══ Working data ══
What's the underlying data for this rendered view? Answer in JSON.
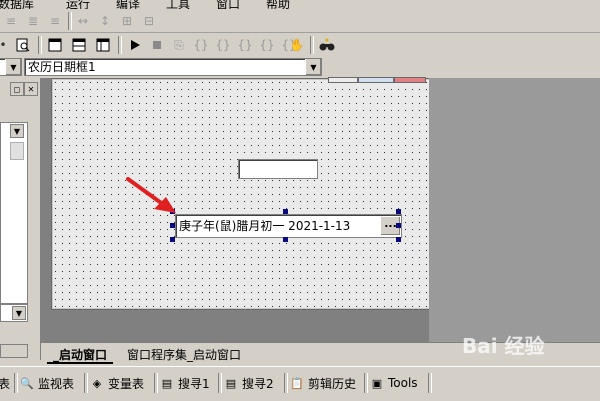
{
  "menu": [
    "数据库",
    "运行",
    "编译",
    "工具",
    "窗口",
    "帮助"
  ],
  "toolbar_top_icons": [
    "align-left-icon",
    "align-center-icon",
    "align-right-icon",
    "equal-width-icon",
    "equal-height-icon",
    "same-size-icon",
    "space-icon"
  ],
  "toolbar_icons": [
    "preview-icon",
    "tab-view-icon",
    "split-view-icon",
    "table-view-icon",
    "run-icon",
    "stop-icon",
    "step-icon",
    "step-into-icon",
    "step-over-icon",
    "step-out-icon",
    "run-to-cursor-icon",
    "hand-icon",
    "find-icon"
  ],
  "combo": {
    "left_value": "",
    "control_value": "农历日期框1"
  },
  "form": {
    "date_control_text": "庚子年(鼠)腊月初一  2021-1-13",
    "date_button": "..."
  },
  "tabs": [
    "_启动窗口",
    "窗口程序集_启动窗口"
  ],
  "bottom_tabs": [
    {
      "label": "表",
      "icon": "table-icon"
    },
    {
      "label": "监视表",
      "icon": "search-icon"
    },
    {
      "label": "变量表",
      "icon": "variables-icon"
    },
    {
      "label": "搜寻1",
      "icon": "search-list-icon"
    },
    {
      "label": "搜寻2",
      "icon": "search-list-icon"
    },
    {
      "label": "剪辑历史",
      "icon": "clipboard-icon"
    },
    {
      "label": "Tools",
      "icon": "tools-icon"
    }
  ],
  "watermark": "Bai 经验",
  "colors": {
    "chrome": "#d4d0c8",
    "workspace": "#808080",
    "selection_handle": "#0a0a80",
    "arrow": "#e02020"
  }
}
═══
### Exercise task
Locate the word "step" in the records above, and return each line that has it.

### Written answer
    "step-icon",
    "step-into-icon",
    "step-over-icon",
    "step-out-icon",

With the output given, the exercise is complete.